Task to carry out → Find each line with "this" and copy it.

(Figure contents as structured data)
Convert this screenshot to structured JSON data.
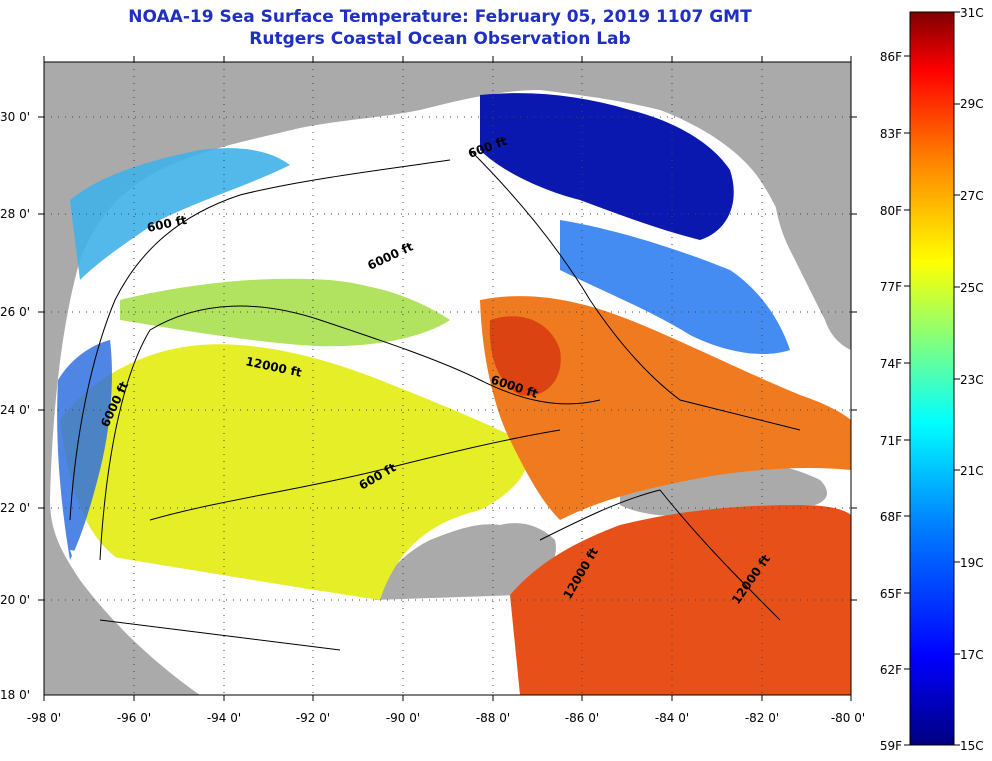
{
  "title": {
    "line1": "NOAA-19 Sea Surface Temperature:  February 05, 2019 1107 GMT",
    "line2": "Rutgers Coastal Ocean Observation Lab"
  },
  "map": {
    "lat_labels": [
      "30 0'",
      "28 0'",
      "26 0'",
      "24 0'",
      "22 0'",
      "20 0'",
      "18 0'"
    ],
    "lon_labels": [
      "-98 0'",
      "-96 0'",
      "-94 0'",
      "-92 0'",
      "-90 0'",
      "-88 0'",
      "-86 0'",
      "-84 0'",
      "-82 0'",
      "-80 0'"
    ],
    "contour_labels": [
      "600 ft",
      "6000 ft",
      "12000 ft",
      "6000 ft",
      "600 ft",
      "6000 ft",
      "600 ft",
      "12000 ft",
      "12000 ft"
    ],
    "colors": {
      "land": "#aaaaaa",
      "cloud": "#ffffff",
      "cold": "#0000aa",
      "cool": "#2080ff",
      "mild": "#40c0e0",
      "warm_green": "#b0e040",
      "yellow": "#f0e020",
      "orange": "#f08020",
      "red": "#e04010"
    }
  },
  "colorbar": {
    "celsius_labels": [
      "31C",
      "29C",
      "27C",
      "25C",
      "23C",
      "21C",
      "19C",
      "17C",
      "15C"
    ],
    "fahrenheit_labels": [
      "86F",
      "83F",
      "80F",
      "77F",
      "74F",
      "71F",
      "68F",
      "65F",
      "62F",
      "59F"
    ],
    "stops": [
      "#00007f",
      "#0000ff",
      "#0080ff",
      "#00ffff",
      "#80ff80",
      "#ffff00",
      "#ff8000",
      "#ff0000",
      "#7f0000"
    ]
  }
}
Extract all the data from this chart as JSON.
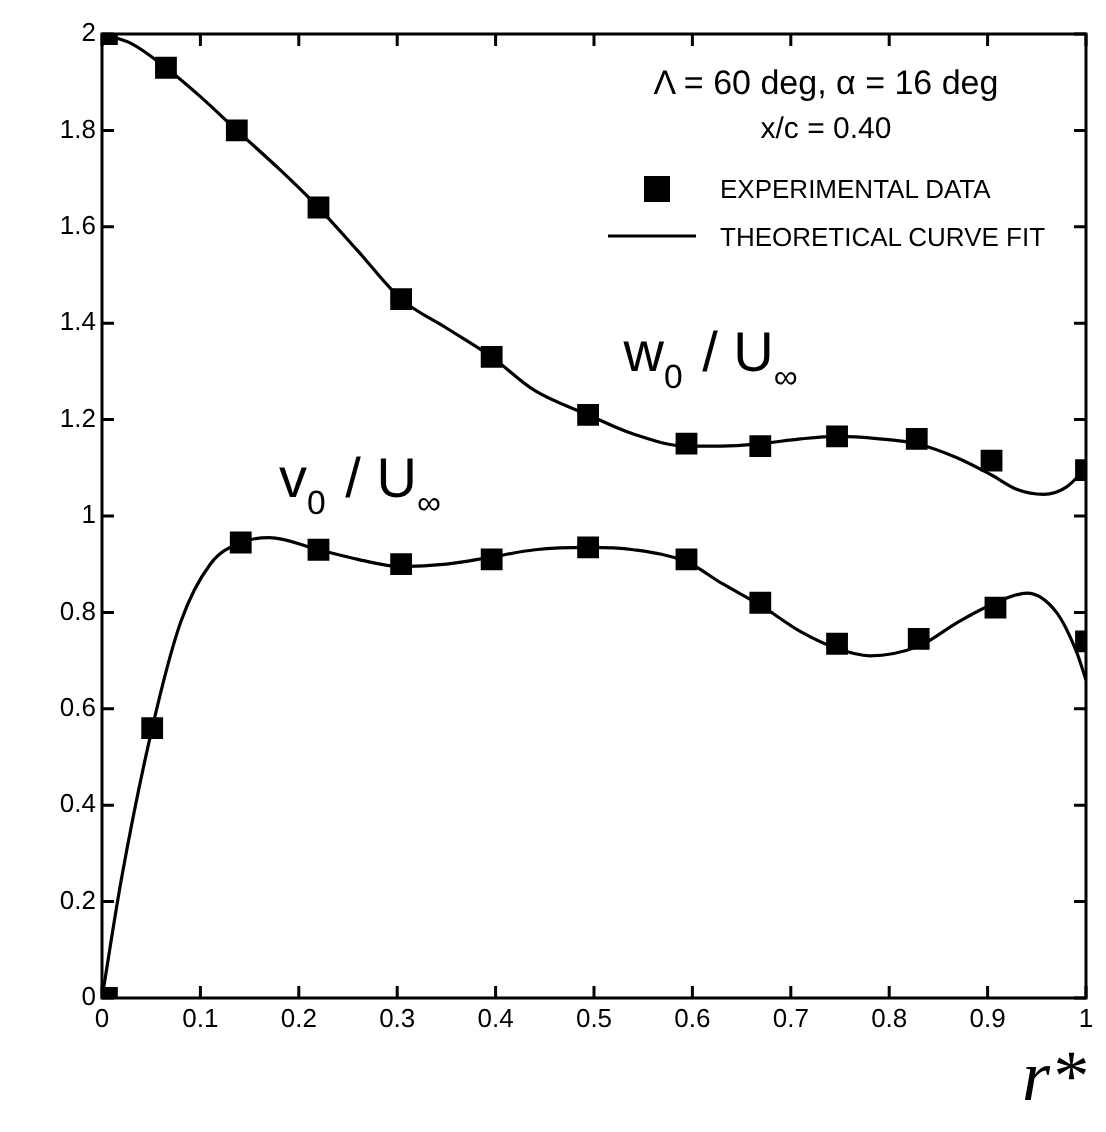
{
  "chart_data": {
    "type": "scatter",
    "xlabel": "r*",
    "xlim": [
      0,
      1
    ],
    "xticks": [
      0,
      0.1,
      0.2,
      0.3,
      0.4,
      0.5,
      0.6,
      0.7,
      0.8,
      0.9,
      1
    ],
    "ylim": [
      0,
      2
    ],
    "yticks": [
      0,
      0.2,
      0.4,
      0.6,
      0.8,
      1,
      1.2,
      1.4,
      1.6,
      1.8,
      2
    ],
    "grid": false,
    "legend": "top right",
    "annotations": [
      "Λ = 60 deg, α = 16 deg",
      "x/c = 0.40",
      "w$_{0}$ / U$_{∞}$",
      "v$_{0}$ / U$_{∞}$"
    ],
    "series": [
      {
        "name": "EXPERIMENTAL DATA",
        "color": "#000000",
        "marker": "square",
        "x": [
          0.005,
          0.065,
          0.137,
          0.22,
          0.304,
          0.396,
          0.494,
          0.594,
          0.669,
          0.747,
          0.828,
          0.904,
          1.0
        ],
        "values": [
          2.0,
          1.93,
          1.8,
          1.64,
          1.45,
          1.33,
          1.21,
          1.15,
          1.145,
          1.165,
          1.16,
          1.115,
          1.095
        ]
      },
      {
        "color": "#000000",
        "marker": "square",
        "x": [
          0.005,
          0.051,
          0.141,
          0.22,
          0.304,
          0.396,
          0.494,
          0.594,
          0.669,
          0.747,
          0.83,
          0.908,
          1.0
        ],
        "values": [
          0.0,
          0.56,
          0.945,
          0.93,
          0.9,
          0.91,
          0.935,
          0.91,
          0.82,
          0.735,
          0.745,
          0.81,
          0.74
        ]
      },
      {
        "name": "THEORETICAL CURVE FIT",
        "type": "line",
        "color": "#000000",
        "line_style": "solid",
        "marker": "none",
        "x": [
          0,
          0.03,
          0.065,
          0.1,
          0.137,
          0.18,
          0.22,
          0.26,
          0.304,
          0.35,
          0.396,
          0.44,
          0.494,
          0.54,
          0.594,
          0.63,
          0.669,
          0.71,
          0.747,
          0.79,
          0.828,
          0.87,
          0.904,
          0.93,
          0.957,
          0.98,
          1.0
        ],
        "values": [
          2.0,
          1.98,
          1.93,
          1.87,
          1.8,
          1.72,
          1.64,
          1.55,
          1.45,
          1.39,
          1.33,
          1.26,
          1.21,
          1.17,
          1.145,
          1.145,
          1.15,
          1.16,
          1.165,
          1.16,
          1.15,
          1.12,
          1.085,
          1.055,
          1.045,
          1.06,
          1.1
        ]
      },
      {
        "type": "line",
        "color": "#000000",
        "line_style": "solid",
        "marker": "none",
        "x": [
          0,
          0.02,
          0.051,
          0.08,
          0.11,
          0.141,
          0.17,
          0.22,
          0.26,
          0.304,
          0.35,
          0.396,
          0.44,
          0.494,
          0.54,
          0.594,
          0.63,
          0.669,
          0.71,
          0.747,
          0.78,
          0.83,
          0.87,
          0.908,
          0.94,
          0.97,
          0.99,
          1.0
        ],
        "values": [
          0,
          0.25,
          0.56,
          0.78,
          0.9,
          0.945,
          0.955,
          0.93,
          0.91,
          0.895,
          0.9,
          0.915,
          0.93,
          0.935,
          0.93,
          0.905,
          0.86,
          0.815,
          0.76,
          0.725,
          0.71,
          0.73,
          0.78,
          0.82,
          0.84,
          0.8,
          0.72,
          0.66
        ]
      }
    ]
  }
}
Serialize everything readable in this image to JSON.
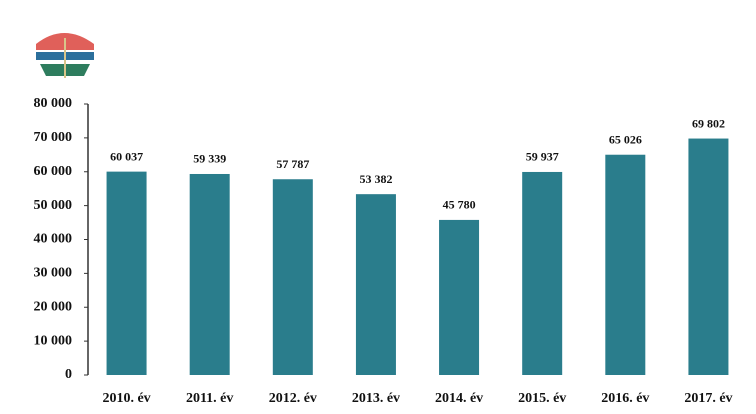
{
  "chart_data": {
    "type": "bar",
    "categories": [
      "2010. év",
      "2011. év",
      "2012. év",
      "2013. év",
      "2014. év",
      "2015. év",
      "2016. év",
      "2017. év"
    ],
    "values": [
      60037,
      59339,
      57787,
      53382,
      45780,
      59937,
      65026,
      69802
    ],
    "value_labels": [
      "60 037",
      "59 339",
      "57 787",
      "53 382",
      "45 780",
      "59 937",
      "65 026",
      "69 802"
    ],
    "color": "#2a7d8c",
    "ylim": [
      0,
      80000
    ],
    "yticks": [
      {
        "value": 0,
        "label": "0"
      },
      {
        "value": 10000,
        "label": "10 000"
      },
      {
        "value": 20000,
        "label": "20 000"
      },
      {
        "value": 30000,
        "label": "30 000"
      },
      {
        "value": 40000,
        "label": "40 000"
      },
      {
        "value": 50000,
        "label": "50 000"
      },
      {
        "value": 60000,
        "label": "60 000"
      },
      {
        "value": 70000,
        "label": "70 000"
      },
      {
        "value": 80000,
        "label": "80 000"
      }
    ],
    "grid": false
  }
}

Answer to the problem →
Convert this screenshot to structured JSON data.
Extract all the data from this chart as JSON.
Serialize everything readable in this image to JSON.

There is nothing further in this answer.